• YOUR OBJECTIVE
Can you retype the records from the line containing "slider-track[interactable] [71,445,543,446]" through the line containing "app-header: Smart Pen Setting [9,9,569,67]", both included, and nothing else?
-----
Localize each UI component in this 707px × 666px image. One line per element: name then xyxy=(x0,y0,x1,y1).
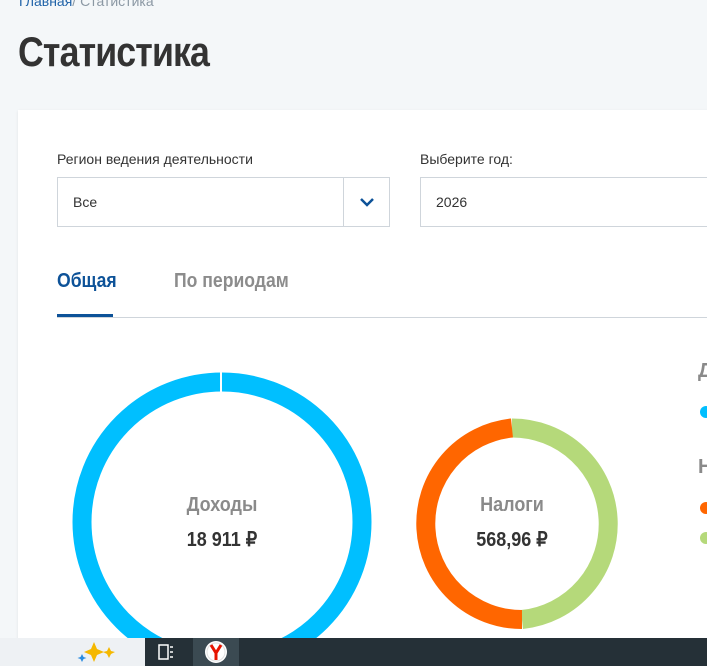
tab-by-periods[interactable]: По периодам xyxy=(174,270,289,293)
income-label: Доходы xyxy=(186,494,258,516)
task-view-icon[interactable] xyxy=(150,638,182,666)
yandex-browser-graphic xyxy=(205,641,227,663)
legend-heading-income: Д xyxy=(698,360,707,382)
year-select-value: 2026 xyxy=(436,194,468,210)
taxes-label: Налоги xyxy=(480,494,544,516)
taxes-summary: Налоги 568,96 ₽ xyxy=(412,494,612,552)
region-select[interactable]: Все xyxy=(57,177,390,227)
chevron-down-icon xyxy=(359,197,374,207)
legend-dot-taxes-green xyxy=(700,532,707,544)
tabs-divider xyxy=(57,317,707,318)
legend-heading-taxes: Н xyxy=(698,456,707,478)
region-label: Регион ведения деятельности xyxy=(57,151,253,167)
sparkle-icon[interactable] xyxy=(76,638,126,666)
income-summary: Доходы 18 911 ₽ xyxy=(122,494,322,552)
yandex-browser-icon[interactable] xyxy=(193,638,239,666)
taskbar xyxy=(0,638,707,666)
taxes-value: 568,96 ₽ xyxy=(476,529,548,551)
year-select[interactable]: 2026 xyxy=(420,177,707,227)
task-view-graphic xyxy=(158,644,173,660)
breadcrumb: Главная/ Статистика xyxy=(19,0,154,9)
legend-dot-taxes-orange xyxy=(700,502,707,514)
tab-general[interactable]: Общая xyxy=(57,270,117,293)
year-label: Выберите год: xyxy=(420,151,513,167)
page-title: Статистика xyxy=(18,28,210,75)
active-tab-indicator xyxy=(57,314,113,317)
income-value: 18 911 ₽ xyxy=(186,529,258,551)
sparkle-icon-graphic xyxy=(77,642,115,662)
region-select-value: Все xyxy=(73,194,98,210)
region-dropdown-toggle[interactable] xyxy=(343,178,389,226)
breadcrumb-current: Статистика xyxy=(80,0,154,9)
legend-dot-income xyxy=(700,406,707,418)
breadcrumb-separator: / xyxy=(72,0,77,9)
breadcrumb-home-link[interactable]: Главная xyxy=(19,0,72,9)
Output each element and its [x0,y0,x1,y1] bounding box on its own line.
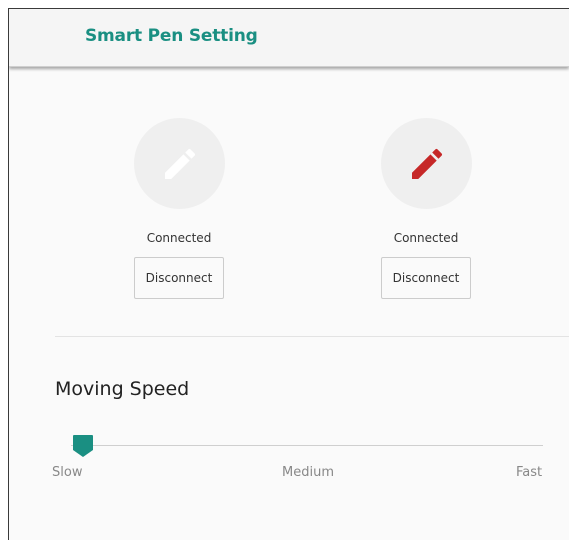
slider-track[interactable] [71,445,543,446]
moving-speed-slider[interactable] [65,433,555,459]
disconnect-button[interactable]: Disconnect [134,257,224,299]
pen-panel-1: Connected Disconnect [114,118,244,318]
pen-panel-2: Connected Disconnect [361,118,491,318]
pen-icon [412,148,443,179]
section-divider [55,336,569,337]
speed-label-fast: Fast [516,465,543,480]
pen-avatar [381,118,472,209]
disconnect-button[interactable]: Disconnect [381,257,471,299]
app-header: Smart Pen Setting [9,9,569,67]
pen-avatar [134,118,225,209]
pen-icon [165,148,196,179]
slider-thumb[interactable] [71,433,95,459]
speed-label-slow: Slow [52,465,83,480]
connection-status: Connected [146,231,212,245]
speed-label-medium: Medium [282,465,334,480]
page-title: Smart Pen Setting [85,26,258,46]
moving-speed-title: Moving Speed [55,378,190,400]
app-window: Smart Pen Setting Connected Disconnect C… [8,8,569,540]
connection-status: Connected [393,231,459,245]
-----
• REPLY
slider-track[interactable] [71,445,543,446]
moving-speed-slider[interactable] [65,433,555,459]
disconnect-button[interactable]: Disconnect [134,257,224,299]
pen-panel-1: Connected Disconnect [114,118,244,318]
pen-panel-2: Connected Disconnect [361,118,491,318]
pen-icon [412,148,443,179]
section-divider [55,336,569,337]
speed-label-fast: Fast [516,465,543,480]
pen-avatar [381,118,472,209]
disconnect-button[interactable]: Disconnect [381,257,471,299]
app-header: Smart Pen Setting [9,9,569,67]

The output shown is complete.